MATERIAL SUPPLIED -
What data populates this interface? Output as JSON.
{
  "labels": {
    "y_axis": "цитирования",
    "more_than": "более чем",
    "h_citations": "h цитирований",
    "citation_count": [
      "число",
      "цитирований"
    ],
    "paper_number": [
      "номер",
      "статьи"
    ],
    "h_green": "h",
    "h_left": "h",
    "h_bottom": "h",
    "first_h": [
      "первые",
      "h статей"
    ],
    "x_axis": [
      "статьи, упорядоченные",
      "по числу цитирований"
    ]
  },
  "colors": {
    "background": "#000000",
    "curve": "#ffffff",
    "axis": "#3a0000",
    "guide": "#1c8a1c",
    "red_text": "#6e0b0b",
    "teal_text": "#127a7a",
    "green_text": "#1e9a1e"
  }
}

TASK DIRECTIONS - All of the data needs to be reproduced exactly, with no line missing.

SOLUTION FOR THIS PROBLEM -
What data populates this interface? Output as JSON.
{
  "labels": {
    "y_axis": "цитирования",
    "more_than": "более чем",
    "h_citations": "h цитирований",
    "citation_count": [
      "число",
      "цитирований"
    ],
    "paper_number": [
      "номер",
      "статьи"
    ],
    "h_green": "h",
    "h_left": "h",
    "h_bottom": "h",
    "first_h": [
      "первые",
      "h статей"
    ],
    "x_axis": [
      "статьи, упорядоченные",
      "по числу цитирований"
    ]
  },
  "colors": {
    "background": "#000000",
    "curve": "#ffffff",
    "axis": "#3a0000",
    "guide": "#1c8a1c",
    "red_text": "#6e0b0b",
    "teal_text": "#127a7a",
    "green_text": "#1e9a1e"
  }
}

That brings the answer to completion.